◆ Task statement:
From the records below, pull each line that has "Rope".

Start of Items

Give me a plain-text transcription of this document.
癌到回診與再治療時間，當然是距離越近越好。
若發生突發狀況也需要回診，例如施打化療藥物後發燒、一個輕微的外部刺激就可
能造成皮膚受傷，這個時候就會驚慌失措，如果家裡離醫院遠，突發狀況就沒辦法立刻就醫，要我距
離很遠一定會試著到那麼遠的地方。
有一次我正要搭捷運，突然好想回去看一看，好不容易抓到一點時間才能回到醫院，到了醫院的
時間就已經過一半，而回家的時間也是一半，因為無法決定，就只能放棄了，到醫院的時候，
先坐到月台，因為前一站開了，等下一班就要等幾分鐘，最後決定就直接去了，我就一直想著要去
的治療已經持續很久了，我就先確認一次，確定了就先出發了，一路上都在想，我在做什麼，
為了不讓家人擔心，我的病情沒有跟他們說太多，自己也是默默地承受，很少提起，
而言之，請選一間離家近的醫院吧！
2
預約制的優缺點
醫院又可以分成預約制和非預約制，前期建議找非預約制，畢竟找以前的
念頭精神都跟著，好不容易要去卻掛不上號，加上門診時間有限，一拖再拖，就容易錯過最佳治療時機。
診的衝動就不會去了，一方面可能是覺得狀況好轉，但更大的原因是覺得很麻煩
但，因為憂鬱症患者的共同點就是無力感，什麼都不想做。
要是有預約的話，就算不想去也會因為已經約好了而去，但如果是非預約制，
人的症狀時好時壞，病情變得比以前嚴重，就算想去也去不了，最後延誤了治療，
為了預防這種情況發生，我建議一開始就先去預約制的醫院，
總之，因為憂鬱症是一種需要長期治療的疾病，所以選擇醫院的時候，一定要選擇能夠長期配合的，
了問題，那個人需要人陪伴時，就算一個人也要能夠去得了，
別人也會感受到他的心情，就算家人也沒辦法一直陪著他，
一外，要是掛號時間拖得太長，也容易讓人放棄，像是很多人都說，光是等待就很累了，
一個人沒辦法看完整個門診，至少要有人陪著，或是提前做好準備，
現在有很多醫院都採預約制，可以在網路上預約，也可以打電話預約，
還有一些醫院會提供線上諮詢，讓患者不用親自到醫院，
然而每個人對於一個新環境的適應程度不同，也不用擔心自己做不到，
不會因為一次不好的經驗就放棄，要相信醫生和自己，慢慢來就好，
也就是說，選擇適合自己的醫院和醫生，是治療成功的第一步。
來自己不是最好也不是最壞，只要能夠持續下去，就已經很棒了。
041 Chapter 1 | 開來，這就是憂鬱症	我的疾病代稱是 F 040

End of Items
Start of Items

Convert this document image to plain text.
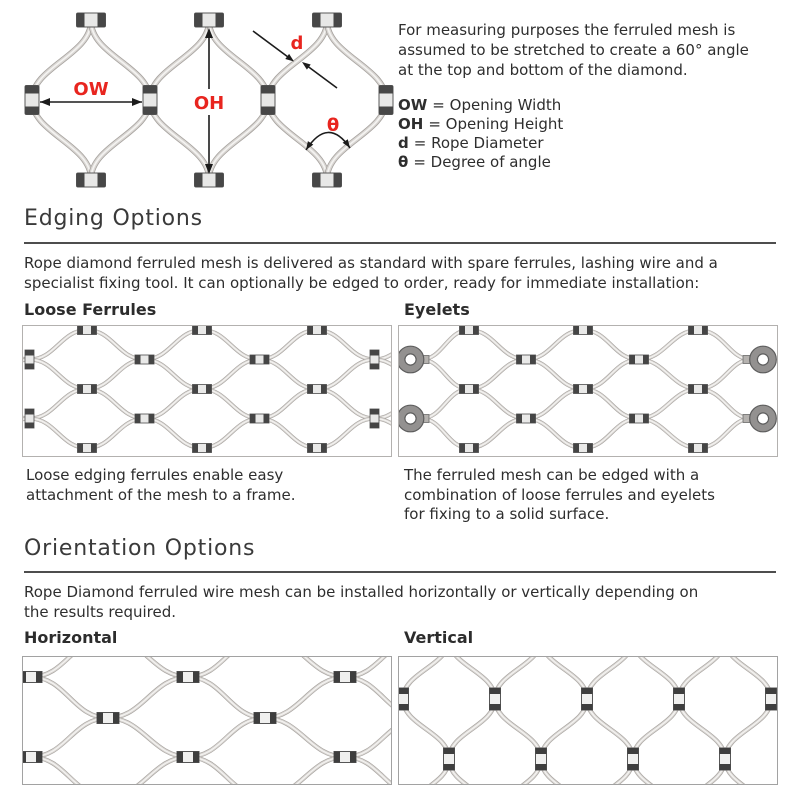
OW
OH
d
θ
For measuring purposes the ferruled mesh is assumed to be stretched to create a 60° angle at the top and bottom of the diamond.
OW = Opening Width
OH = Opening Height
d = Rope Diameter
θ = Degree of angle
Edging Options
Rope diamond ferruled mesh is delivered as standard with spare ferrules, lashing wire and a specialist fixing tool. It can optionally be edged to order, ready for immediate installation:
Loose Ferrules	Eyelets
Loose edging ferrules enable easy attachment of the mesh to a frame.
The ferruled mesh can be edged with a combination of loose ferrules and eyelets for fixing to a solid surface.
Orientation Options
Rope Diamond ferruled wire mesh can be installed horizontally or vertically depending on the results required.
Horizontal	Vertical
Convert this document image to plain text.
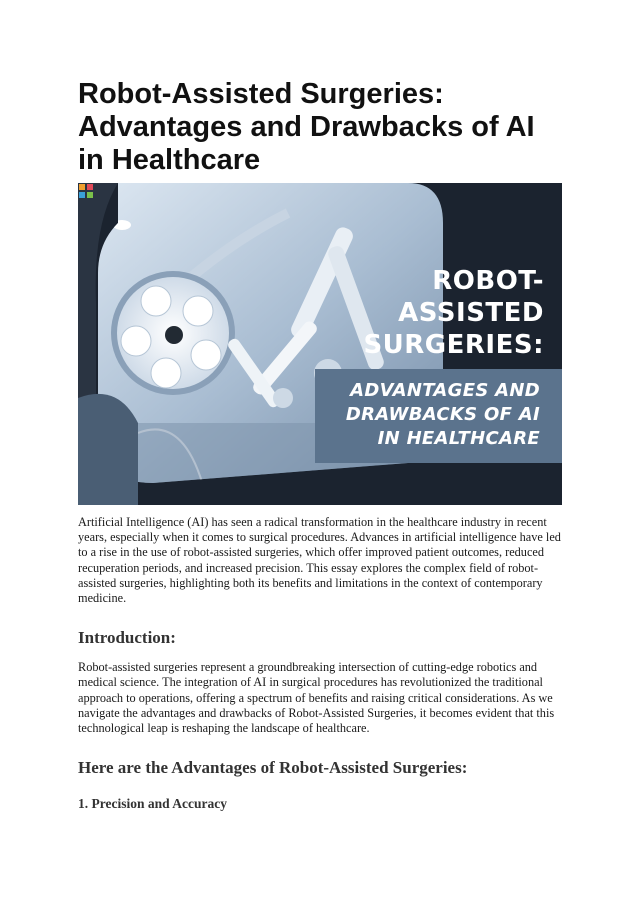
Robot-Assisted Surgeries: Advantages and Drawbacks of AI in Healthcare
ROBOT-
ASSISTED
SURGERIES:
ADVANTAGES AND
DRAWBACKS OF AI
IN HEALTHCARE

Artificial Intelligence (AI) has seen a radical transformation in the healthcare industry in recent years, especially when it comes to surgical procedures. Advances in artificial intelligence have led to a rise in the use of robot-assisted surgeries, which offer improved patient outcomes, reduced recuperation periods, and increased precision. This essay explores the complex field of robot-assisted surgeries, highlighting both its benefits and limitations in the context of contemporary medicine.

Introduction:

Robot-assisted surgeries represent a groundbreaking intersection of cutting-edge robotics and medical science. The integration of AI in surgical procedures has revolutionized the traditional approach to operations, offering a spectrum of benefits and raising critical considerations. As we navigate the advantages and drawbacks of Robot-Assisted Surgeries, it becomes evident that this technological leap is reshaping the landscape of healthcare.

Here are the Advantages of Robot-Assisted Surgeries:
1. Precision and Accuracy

End of Items

◆ Reply to the exercise:
d = Rope Diameter
Rope diamond ferruled mesh is delivered as standard with spare ferrules, lashing wire and a specialist fixing tool. It can optionally be edged to order, ready for immediate installation:
Rope Diamond ferruled wire mesh can be installed horizontally or vertically depending on the results required.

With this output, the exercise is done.